# WHAT YOU SHOULD DO
Quote the entries in full, character for character, without their images.

━━━━

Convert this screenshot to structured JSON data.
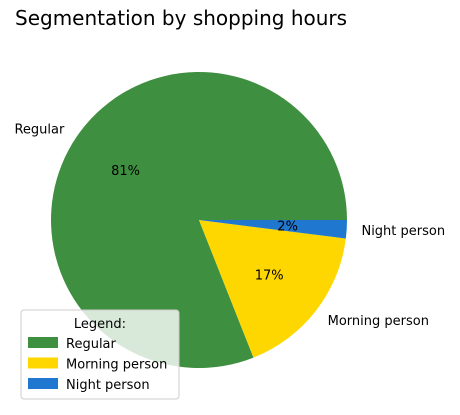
{
  "chart_data": {
    "type": "pie",
    "title": "Segmentation by shopping hours",
    "slices": [
      {
        "label": "Regular",
        "value": 81,
        "pct_label": "81%",
        "color": "#3f8f40"
      },
      {
        "label": "Morning person",
        "value": 17,
        "pct_label": "17%",
        "color": "#ffd700"
      },
      {
        "label": "Night person",
        "value": 2,
        "pct_label": "2%",
        "color": "#1f77d0"
      }
    ],
    "legend": {
      "title": "Legend:",
      "placement": "lower-left"
    }
  }
}
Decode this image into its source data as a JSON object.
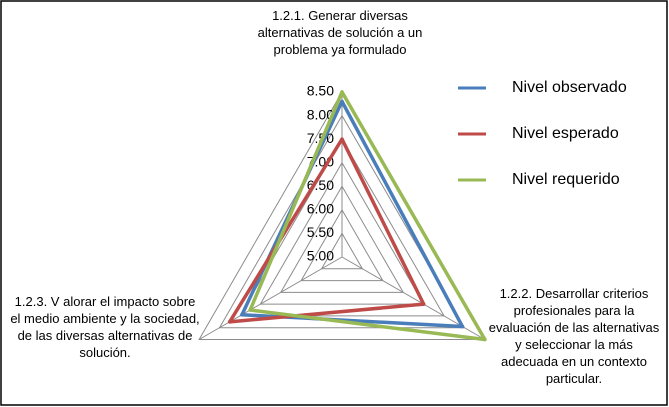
{
  "chart_data": {
    "type": "radar",
    "categories": [
      "1.2.1. Generar diversas alternativas de solución a un problema ya formulado",
      "1.2.2. Desarrollar criterios profesionales para la evaluación de las alternativas y seleccionar la más adecuada en un contexto particular.",
      "1.2.3. V alorar el impacto sobre el medio ambiente y la sociedad, de las diversas alternativas de solución."
    ],
    "series": [
      {
        "name": "Nivel observado",
        "color": "#4a7ebb",
        "values": [
          8.3,
          7.95,
          7.45
        ]
      },
      {
        "name": "Nivel esperado",
        "color": "#be4b48",
        "values": [
          7.5,
          7.0,
          7.75
        ]
      },
      {
        "name": "Nivel requerido",
        "color": "#98b954",
        "values": [
          8.5,
          8.5,
          7.25
        ]
      }
    ],
    "ylim": [
      5,
      8.5
    ],
    "yticks": [
      {
        "value": 5,
        "label": "5.00"
      },
      {
        "value": 5.5,
        "label": "5.50"
      },
      {
        "value": 6,
        "label": "6.00"
      },
      {
        "value": 6.5,
        "label": "6.50"
      },
      {
        "value": 7,
        "label": "7.00"
      },
      {
        "value": 7.5,
        "label": "7.50"
      },
      {
        "value": 8,
        "label": "8.00"
      },
      {
        "value": 8.5,
        "label": "8.50"
      }
    ],
    "grid": true,
    "legend": "right"
  }
}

━━━━

# SOLUTION TO THIS EXERCISE
Convert this screenshot to structured JSON data.
{
  "chart_data": {
    "type": "pie",
    "title": "Segmentation by shopping hours",
    "slices": [
      {
        "label": "Regular",
        "value": 81,
        "pct_label": "81%",
        "color": "#3f8f40"
      },
      {
        "label": "Morning person",
        "value": 17,
        "pct_label": "17%",
        "color": "#ffd700"
      },
      {
        "label": "Night person",
        "value": 2,
        "pct_label": "2%",
        "color": "#1f77d0"
      }
    ],
    "legend": {
      "title": "Legend:",
      "placement": "lower-left"
    }
  }
}
Decode this image into its source data as a JSON object.
{
  "chart_data": {
    "type": "radar",
    "categories": [
      "1.2.1. Generar diversas alternativas de solución a un problema ya formulado",
      "1.2.2. Desarrollar criterios profesionales para la evaluación de las alternativas y seleccionar la más adecuada en un contexto particular.",
      "1.2.3. V alorar el impacto sobre el medio ambiente y la sociedad, de las diversas alternativas de solución."
    ],
    "series": [
      {
        "name": "Nivel observado",
        "color": "#4a7ebb",
        "values": [
          8.3,
          7.95,
          7.45
        ]
      },
      {
        "name": "Nivel esperado",
        "color": "#be4b48",
        "values": [
          7.5,
          7.0,
          7.75
        ]
      },
      {
        "name": "Nivel requerido",
        "color": "#98b954",
        "values": [
          8.5,
          8.5,
          7.25
        ]
      }
    ],
    "ylim": [
      5,
      8.5
    ],
    "yticks": [
      {
        "value": 5,
        "label": "5.00"
      },
      {
        "value": 5.5,
        "label": "5.50"
      },
      {
        "value": 6,
        "label": "6.00"
      },
      {
        "value": 6.5,
        "label": "6.50"
      },
      {
        "value": 7,
        "label": "7.00"
      },
      {
        "value": 7.5,
        "label": "7.50"
      },
      {
        "value": 8,
        "label": "8.00"
      },
      {
        "value": 8.5,
        "label": "8.50"
      }
    ],
    "grid": true,
    "legend": "right"
  }
}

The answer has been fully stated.